— Start DATASET EXCERPTS —

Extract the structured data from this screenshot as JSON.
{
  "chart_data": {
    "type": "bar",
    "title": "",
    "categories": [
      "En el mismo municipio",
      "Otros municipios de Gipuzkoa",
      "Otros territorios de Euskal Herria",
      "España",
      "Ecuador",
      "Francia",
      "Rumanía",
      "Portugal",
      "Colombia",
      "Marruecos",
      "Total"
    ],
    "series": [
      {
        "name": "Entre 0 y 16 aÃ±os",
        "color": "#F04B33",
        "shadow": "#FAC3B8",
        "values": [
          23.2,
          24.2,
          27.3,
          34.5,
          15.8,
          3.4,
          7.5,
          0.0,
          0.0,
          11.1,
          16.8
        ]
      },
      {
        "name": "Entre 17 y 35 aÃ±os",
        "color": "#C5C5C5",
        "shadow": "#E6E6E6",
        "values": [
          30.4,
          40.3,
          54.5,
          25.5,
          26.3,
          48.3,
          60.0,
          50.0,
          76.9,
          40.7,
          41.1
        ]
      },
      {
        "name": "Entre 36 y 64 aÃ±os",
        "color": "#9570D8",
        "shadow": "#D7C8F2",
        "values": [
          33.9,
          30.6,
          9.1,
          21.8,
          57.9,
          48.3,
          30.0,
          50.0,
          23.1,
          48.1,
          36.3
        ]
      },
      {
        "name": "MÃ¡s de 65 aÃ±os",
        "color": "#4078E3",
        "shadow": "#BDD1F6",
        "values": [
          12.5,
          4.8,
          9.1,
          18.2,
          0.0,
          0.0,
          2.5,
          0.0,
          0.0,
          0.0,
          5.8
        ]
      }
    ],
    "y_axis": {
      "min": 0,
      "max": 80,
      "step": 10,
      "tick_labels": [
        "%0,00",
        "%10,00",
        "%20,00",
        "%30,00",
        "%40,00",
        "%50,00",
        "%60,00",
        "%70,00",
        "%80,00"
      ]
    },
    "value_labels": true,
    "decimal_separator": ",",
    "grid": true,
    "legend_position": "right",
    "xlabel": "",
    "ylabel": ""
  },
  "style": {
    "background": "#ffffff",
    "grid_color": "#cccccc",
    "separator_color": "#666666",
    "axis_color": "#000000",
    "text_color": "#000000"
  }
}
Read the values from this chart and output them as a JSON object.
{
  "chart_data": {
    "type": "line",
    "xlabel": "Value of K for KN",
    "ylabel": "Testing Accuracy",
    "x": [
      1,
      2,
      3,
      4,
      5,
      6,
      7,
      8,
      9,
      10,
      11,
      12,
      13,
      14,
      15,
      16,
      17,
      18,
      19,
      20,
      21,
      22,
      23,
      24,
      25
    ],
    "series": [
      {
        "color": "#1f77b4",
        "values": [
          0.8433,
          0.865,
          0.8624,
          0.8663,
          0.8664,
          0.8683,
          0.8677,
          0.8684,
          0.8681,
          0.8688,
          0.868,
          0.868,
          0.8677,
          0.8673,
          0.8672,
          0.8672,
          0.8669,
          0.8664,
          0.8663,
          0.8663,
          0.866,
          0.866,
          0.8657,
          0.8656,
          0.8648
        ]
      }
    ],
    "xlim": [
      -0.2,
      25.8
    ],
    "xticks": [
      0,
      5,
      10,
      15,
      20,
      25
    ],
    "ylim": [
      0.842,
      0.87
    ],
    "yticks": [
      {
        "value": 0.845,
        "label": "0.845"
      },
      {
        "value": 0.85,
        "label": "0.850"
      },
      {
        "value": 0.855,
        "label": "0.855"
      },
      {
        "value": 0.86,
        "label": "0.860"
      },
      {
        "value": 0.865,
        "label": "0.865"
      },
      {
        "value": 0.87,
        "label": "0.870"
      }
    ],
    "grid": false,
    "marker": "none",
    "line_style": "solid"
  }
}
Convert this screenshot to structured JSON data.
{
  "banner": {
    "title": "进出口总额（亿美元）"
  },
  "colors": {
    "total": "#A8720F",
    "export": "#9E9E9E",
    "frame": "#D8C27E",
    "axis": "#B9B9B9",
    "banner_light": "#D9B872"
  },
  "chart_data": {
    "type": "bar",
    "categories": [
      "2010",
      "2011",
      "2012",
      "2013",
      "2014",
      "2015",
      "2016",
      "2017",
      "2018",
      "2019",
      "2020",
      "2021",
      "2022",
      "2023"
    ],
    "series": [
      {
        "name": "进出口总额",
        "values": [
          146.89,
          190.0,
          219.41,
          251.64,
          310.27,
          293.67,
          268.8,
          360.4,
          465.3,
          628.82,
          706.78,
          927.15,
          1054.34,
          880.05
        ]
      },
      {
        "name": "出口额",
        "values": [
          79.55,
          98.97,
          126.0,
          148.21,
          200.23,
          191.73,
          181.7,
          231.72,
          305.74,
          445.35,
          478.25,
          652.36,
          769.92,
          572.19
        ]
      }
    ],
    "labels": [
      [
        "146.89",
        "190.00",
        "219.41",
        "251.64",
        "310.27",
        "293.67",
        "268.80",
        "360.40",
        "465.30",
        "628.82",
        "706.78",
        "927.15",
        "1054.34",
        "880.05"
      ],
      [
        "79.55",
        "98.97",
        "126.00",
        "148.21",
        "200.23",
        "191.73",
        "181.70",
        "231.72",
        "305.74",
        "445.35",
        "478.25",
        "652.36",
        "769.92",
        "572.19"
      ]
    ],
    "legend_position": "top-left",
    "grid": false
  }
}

— End DATASET EXCERPTS —

- GIVEN INSTRUCTION -
Return all of the data word for word.

- SOLUTION -
Extract the structured data from this screenshot as JSON.
{
  "chart_data": {
    "type": "bar",
    "title": "",
    "categories": [
      "En el mismo municipio",
      "Otros municipios de Gipuzkoa",
      "Otros territorios de Euskal Herria",
      "España",
      "Ecuador",
      "Francia",
      "Rumanía",
      "Portugal",
      "Colombia",
      "Marruecos",
      "Total"
    ],
    "series": [
      {
        "name": "Entre 0 y 16 aÃ±os",
        "color": "#F04B33",
        "shadow": "#FAC3B8",
        "values": [
          23.2,
          24.2,
          27.3,
          34.5,
          15.8,
          3.4,
          7.5,
          0.0,
          0.0,
          11.1,
          16.8
        ]
      },
      {
        "name": "Entre 17 y 35 aÃ±os",
        "color": "#C5C5C5",
        "shadow": "#E6E6E6",
        "values": [
          30.4,
          40.3,
          54.5,
          25.5,
          26.3,
          48.3,
          60.0,
          50.0,
          76.9,
          40.7,
          41.1
        ]
      },
      {
        "name": "Entre 36 y 64 aÃ±os",
        "color": "#9570D8",
        "shadow": "#D7C8F2",
        "values": [
          33.9,
          30.6,
          9.1,
          21.8,
          57.9,
          48.3,
          30.0,
          50.0,
          23.1,
          48.1,
          36.3
        ]
      },
      {
        "name": "MÃ¡s de 65 aÃ±os",
        "color": "#4078E3",
        "shadow": "#BDD1F6",
        "values": [
          12.5,
          4.8,
          9.1,
          18.2,
          0.0,
          0.0,
          2.5,
          0.0,
          0.0,
          0.0,
          5.8
        ]
      }
    ],
    "y_axis": {
      "min": 0,
      "max": 80,
      "step": 10,
      "tick_labels": [
        "%0,00",
        "%10,00",
        "%20,00",
        "%30,00",
        "%40,00",
        "%50,00",
        "%60,00",
        "%70,00",
        "%80,00"
      ]
    },
    "value_labels": true,
    "decimal_separator": ",",
    "grid": true,
    "legend_position": "right",
    "xlabel": "",
    "ylabel": ""
  },
  "style": {
    "background": "#ffffff",
    "grid_color": "#cccccc",
    "separator_color": "#666666",
    "axis_color": "#000000",
    "text_color": "#000000"
  }
}
Read the values from this chart and output them as a JSON object.
{
  "chart_data": {
    "type": "line",
    "xlabel": "Value of K for KN",
    "ylabel": "Testing Accuracy",
    "x": [
      1,
      2,
      3,
      4,
      5,
      6,
      7,
      8,
      9,
      10,
      11,
      12,
      13,
      14,
      15,
      16,
      17,
      18,
      19,
      20,
      21,
      22,
      23,
      24,
      25
    ],
    "series": [
      {
        "color": "#1f77b4",
        "values": [
          0.8433,
          0.865,
          0.8624,
          0.8663,
          0.8664,
          0.8683,
          0.8677,
          0.8684,
          0.8681,
          0.8688,
          0.868,
          0.868,
          0.8677,
          0.8673,
          0.8672,
          0.8672,
          0.8669,
          0.8664,
          0.8663,
          0.8663,
          0.866,
          0.866,
          0.8657,
          0.8656,
          0.8648
        ]
      }
    ],
    "xlim": [
      -0.2,
      25.8
    ],
    "xticks": [
      0,
      5,
      10,
      15,
      20,
      25
    ],
    "ylim": [
      0.842,
      0.87
    ],
    "yticks": [
      {
        "value": 0.845,
        "label": "0.845"
      },
      {
        "value": 0.85,
        "label": "0.850"
      },
      {
        "value": 0.855,
        "label": "0.855"
      },
      {
        "value": 0.86,
        "label": "0.860"
      },
      {
        "value": 0.865,
        "label": "0.865"
      },
      {
        "value": 0.87,
        "label": "0.870"
      }
    ],
    "grid": false,
    "marker": "none",
    "line_style": "solid"
  }
}
Convert this screenshot to structured JSON data.
{
  "banner": {
    "title": "进出口总额（亿美元）"
  },
  "colors": {
    "total": "#A8720F",
    "export": "#9E9E9E",
    "frame": "#D8C27E",
    "axis": "#B9B9B9",
    "banner_light": "#D9B872"
  },
  "chart_data": {
    "type": "bar",
    "categories": [
      "2010",
      "2011",
      "2012",
      "2013",
      "2014",
      "2015",
      "2016",
      "2017",
      "2018",
      "2019",
      "2020",
      "2021",
      "2022",
      "2023"
    ],
    "series": [
      {
        "name": "进出口总额",
        "values": [
          146.89,
          190.0,
          219.41,
          251.64,
          310.27,
          293.67,
          268.8,
          360.4,
          465.3,
          628.82,
          706.78,
          927.15,
          1054.34,
          880.05
        ]
      },
      {
        "name": "出口额",
        "values": [
          79.55,
          98.97,
          126.0,
          148.21,
          200.23,
          191.73,
          181.7,
          231.72,
          305.74,
          445.35,
          478.25,
          652.36,
          769.92,
          572.19
        ]
      }
    ],
    "labels": [
      [
        "146.89",
        "190.00",
        "219.41",
        "251.64",
        "310.27",
        "293.67",
        "268.80",
        "360.40",
        "465.30",
        "628.82",
        "706.78",
        "927.15",
        "1054.34",
        "880.05"
      ],
      [
        "79.55",
        "98.97",
        "126.00",
        "148.21",
        "200.23",
        "191.73",
        "181.70",
        "231.72",
        "305.74",
        "445.35",
        "478.25",
        "652.36",
        "769.92",
        "572.19"
      ]
    ],
    "legend_position": "top-left",
    "grid": false
  }
}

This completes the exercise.